◆ WHAT YOU NEED TO DO
Below are records to be output exactly, every one of them.

◆ RECORDS FOR THIS EXERCISE
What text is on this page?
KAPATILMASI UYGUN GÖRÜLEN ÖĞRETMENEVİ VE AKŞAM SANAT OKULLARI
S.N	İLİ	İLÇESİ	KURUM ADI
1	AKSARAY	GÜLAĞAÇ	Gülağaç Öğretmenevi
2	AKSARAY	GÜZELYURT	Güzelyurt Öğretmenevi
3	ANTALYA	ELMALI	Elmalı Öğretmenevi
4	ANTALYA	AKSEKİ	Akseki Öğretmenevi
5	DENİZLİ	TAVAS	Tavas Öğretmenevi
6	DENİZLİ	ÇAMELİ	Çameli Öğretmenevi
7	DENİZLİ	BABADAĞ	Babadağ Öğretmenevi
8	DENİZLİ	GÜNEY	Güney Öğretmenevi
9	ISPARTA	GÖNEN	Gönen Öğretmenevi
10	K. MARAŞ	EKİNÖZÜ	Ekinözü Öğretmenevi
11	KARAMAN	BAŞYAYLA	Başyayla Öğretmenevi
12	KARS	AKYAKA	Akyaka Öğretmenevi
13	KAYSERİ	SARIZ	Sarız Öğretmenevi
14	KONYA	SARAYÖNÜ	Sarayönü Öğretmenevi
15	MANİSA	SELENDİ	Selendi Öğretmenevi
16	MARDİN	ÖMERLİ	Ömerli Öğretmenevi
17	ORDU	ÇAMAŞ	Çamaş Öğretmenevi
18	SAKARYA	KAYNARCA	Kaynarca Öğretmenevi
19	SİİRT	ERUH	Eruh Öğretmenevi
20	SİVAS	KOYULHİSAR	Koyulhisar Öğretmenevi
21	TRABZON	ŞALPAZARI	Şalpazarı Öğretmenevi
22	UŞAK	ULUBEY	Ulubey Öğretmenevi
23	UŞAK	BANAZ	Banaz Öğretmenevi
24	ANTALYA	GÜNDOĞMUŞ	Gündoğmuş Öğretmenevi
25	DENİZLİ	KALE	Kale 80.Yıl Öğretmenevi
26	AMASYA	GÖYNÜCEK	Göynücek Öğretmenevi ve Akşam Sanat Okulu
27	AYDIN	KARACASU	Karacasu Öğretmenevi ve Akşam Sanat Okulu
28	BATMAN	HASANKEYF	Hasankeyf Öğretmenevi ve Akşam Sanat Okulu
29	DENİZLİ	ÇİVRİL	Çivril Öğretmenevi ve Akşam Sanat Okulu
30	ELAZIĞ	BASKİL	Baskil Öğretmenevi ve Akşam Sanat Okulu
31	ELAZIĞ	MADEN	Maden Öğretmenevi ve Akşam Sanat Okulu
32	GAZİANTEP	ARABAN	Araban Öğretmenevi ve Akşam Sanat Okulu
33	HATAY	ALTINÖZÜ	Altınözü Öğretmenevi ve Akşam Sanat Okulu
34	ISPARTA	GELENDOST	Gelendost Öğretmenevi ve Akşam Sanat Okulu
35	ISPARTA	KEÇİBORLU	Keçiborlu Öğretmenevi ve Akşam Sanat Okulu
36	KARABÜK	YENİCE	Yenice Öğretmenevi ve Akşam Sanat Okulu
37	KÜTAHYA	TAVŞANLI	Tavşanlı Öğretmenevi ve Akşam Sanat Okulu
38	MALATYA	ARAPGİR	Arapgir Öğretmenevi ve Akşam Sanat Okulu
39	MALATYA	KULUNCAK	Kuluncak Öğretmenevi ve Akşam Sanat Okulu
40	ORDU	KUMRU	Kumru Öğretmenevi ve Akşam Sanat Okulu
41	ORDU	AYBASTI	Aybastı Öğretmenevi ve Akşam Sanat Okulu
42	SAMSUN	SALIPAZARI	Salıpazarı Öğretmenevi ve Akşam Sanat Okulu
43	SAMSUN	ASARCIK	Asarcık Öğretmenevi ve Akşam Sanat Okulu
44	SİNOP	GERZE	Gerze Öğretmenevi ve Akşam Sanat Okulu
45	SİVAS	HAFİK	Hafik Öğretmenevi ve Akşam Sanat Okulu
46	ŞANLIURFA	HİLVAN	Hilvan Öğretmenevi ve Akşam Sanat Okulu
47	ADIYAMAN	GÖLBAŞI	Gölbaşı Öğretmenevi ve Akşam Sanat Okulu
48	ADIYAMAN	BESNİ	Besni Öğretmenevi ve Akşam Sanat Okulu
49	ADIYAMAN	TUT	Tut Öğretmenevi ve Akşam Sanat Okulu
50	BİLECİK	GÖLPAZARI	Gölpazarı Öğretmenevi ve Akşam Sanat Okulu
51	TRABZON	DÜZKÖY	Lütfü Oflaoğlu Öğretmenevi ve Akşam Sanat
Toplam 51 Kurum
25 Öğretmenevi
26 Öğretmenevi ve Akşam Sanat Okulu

◆ SOLUTION TO THE PROBLEM
What text is on this page?
KAPATILMASI UYGUN GÖRÜLEN ÖĞRETMENEVİ VE AKŞAM SANAT OKULLARI
S.N	İLİ	İLÇESİ	KURUM ADI
1	AKSARAY	GÜLAĞAÇ	Gülağaç Öğretmenevi
2	AKSARAY	GÜZELYURT	Güzelyurt Öğretmenevi
3	ANTALYA	ELMALI	Elmalı Öğretmenevi
4	ANTALYA	AKSEKİ	Akseki Öğretmenevi
5	DENİZLİ	TAVAS	Tavas Öğretmenevi
6	DENİZLİ	ÇAMELİ	Çameli Öğretmenevi
7	DENİZLİ	BABADAĞ	Babadağ Öğretmenevi
8	DENİZLİ	GÜNEY	Güney Öğretmenevi
9	ISPARTA	GÖNEN	Gönen Öğretmenevi
10	K. MARAŞ	EKİNÖZÜ	Ekinözü Öğretmenevi
11	KARAMAN	BAŞYAYLA	Başyayla Öğretmenevi
12	KARS	AKYAKA	Akyaka Öğretmenevi
13	KAYSERİ	SARIZ	Sarız Öğretmenevi
14	KONYA	SARAYÖNÜ	Sarayönü Öğretmenevi
15	MANİSA	SELENDİ	Selendi Öğretmenevi
16	MARDİN	ÖMERLİ	Ömerli Öğretmenevi
17	ORDU	ÇAMAŞ	Çamaş Öğretmenevi
18	SAKARYA	KAYNARCA	Kaynarca Öğretmenevi
19	SİİRT	ERUH	Eruh Öğretmenevi
20	SİVAS	KOYULHİSAR	Koyulhisar Öğretmenevi
21	TRABZON	ŞALPAZARI	Şalpazarı Öğretmenevi
22	UŞAK	ULUBEY	Ulubey Öğretmenevi
23	UŞAK	BANAZ	Banaz Öğretmenevi
24	ANTALYA	GÜNDOĞMUŞ	Gündoğmuş Öğretmenevi
25	DENİZLİ	KALE	Kale 80.Yıl Öğretmenevi
26	AMASYA	GÖYNÜCEK	Göynücek Öğretmenevi ve Akşam Sanat Okulu
27	AYDIN	KARACASU	Karacasu Öğretmenevi ve Akşam Sanat Okulu
28	BATMAN	HASANKEYF	Hasankeyf Öğretmenevi ve Akşam Sanat Okulu
29	DENİZLİ	ÇİVRİL	Çivril Öğretmenevi ve Akşam Sanat Okulu
30	ELAZIĞ	BASKİL	Baskil Öğretmenevi ve Akşam Sanat Okulu
31	ELAZIĞ	MADEN	Maden Öğretmenevi ve Akşam Sanat Okulu
32	GAZİANTEP	ARABAN	Araban Öğretmenevi ve Akşam Sanat Okulu
33	HATAY	ALTINÖZÜ	Altınözü Öğretmenevi ve Akşam Sanat Okulu
34	ISPARTA	GELENDOST	Gelendost Öğretmenevi ve Akşam Sanat Okulu
35	ISPARTA	KEÇİBORLU	Keçiborlu Öğretmenevi ve Akşam Sanat Okulu
36	KARABÜK	YENİCE	Yenice Öğretmenevi ve Akşam Sanat Okulu
37	KÜTAHYA	TAVŞANLI	Tavşanlı Öğretmenevi ve Akşam Sanat Okulu
38	MALATYA	ARAPGİR	Arapgir Öğretmenevi ve Akşam Sanat Okulu
39	MALATYA	KULUNCAK	Kuluncak Öğretmenevi ve Akşam Sanat Okulu
40	ORDU	KUMRU	Kumru Öğretmenevi ve Akşam Sanat Okulu
41	ORDU	AYBASTI	Aybastı Öğretmenevi ve Akşam Sanat Okulu
42	SAMSUN	SALIPAZARI	Salıpazarı Öğretmenevi ve Akşam Sanat Okulu
43	SAMSUN	ASARCIK	Asarcık Öğretmenevi ve Akşam Sanat Okulu
44	SİNOP	GERZE	Gerze Öğretmenevi ve Akşam Sanat Okulu
45	SİVAS	HAFİK	Hafik Öğretmenevi ve Akşam Sanat Okulu
46	ŞANLIURFA	HİLVAN	Hilvan Öğretmenevi ve Akşam Sanat Okulu
47	ADIYAMAN	GÖLBAŞI	Gölbaşı Öğretmenevi ve Akşam Sanat Okulu
48	ADIYAMAN	BESNİ	Besni Öğretmenevi ve Akşam Sanat Okulu
49	ADIYAMAN	TUT	Tut Öğretmenevi ve Akşam Sanat Okulu
50	BİLECİK	GÖLPAZARI	Gölpazarı Öğretmenevi ve Akşam Sanat Okulu
51	TRABZON	DÜZKÖY	Lütfü Oflaoğlu Öğretmenevi ve Akşam Sanat
Toplam 51 Kurum
25 Öğretmenevi
26 Öğretmenevi ve Akşam Sanat Okulu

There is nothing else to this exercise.